From the records, pick out and copy each line containing "group".
start DATA RECORDS
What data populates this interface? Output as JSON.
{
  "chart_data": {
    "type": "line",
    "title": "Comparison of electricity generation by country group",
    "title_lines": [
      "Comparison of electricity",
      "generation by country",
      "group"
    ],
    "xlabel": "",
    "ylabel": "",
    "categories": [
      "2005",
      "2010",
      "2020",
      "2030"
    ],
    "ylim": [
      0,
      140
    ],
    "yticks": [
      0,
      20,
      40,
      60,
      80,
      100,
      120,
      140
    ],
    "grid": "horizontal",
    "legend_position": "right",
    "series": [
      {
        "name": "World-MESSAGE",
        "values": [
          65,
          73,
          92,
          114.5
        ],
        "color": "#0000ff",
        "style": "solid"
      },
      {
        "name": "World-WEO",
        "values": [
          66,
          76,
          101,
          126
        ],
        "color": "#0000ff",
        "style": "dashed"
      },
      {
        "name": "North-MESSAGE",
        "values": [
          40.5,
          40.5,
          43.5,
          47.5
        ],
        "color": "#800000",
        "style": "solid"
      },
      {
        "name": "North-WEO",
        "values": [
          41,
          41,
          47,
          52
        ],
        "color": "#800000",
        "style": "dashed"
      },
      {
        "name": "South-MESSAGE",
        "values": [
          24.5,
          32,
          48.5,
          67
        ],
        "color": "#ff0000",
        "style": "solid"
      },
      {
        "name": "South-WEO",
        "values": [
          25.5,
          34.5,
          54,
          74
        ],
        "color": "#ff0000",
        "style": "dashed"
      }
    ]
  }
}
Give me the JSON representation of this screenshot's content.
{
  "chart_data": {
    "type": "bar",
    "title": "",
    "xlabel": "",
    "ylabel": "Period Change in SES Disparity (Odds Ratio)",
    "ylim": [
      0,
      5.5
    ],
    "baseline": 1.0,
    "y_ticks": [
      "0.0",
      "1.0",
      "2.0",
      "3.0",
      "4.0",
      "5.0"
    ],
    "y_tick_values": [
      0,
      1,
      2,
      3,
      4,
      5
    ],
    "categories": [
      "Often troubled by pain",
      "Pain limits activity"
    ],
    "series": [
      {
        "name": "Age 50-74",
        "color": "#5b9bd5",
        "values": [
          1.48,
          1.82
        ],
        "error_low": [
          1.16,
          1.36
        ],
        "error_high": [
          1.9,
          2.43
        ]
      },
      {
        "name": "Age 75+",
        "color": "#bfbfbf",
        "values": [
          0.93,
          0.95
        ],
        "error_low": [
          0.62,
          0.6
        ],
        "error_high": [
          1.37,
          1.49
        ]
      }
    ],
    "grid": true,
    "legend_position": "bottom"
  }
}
end DATA RECORDS
### RESULT OF THIS EXERCISE
    "title": "Comparison of electricity generation by country group",
      "group"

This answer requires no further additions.